What the task asks: Pictures in the data below are not part of the copy; transcribe everything else exactly.

Records to process:

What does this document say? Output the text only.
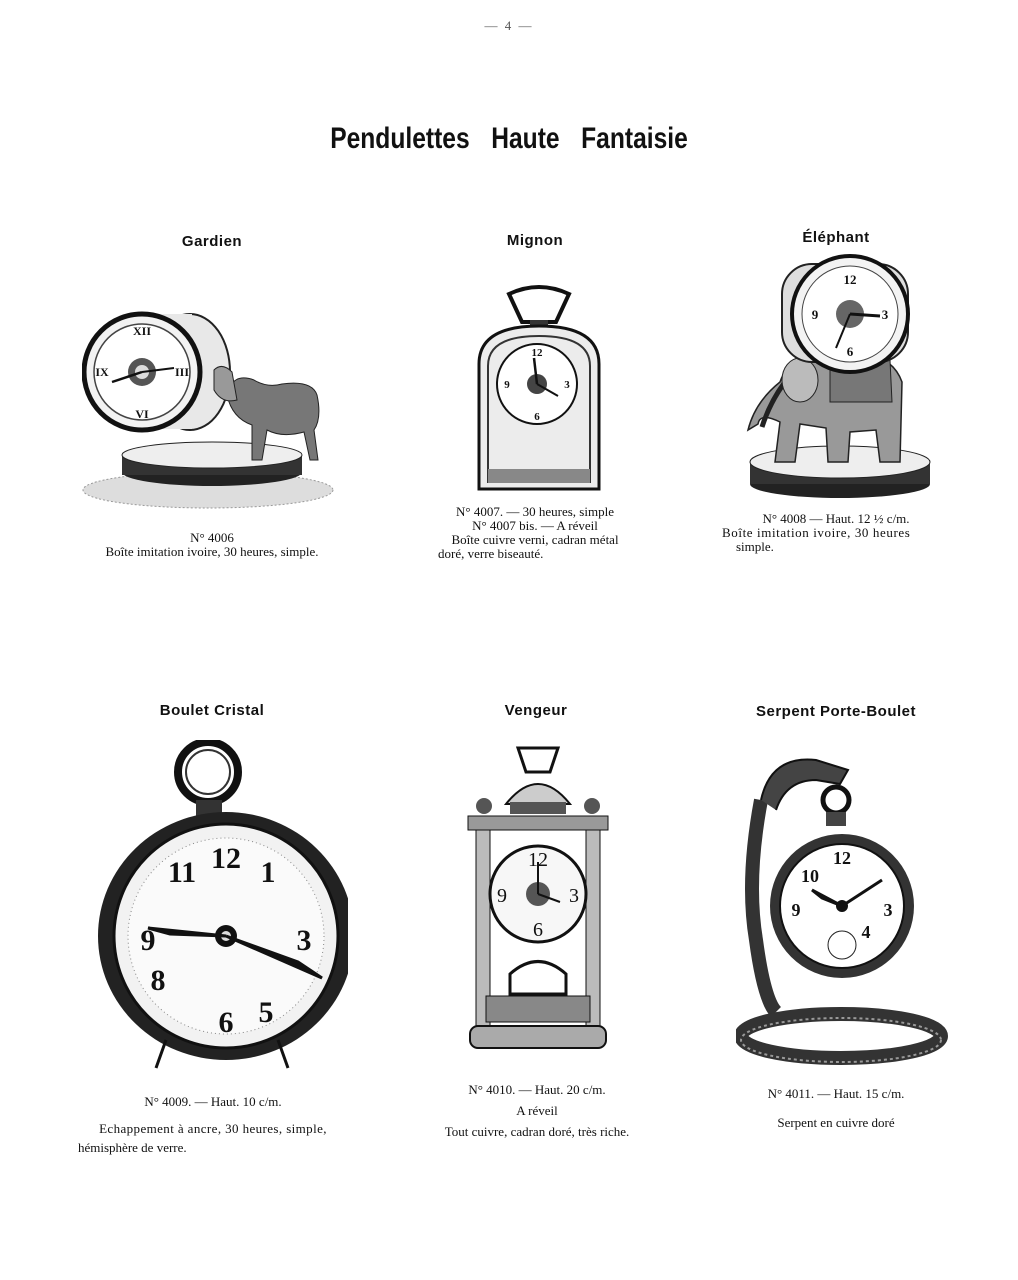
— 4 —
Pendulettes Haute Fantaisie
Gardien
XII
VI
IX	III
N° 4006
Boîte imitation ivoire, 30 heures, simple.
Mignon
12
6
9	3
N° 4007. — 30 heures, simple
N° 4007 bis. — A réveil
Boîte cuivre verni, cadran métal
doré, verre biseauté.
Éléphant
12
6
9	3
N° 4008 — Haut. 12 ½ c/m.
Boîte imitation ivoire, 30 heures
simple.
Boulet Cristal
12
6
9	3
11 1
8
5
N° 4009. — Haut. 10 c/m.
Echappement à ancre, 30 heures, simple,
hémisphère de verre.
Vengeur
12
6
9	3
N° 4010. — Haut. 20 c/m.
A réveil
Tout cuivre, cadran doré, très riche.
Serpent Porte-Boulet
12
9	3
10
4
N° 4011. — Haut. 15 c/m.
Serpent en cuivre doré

Result of the task:
What does this document say? Output the text only.
— 4 —
Pendulettes Haute Fantaisie
Gardien
XII
VI
IX	III
N° 4006
Boîte imitation ivoire, 30 heures, simple.
Mignon
12
6
9	3
N° 4007. — 30 heures, simple
N° 4007 bis. — A réveil
Boîte cuivre verni, cadran métal
doré, verre biseauté.
Éléphant
12
6
9	3
N° 4008 — Haut. 12 ½ c/m.
Boîte imitation ivoire, 30 heures
simple.
Boulet Cristal
12
6
9	3
11 1
8
5
N° 4009. — Haut. 10 c/m.
Echappement à ancre, 30 heures, simple,
hémisphère de verre.
Vengeur
12
6
9	3
N° 4010. — Haut. 20 c/m.
A réveil
Tout cuivre, cadran doré, très riche.
Serpent Porte-Boulet
12
9	3
10
4
N° 4011. — Haut. 15 c/m.
Serpent en cuivre doré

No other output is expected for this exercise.